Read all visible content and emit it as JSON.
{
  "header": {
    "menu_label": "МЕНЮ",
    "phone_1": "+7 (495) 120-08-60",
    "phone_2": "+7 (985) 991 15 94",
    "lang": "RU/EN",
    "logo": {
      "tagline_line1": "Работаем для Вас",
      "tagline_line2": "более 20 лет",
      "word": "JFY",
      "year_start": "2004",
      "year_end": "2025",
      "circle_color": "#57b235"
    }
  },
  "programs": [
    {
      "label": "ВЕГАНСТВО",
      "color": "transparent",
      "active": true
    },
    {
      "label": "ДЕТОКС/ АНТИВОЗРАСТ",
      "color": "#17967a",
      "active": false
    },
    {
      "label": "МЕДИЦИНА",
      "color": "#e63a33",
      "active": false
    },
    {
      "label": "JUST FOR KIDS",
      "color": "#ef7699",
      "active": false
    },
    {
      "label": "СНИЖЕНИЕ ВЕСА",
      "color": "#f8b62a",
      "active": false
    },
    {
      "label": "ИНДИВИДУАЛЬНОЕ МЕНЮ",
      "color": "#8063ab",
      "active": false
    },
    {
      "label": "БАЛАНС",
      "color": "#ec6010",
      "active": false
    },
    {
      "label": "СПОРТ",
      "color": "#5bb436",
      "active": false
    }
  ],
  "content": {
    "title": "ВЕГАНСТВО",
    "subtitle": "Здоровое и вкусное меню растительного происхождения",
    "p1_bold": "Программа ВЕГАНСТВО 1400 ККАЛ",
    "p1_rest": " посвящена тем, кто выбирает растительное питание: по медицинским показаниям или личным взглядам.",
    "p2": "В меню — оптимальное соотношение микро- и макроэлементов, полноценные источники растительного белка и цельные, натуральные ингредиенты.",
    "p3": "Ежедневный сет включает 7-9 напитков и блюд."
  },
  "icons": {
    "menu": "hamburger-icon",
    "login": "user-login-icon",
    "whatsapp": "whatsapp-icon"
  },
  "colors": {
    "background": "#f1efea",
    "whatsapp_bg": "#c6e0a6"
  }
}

§ **Task goal**: Filter the entries down to the lines containing "ВЕГАНСТВО". Copy each of those lines.

§ **Right answer**:
      "label": "ВЕГАНСТВО",
    "title": "ВЕГАНСТВО",
    "p1_bold": "Программа ВЕГАНСТВО 1400 ККАЛ",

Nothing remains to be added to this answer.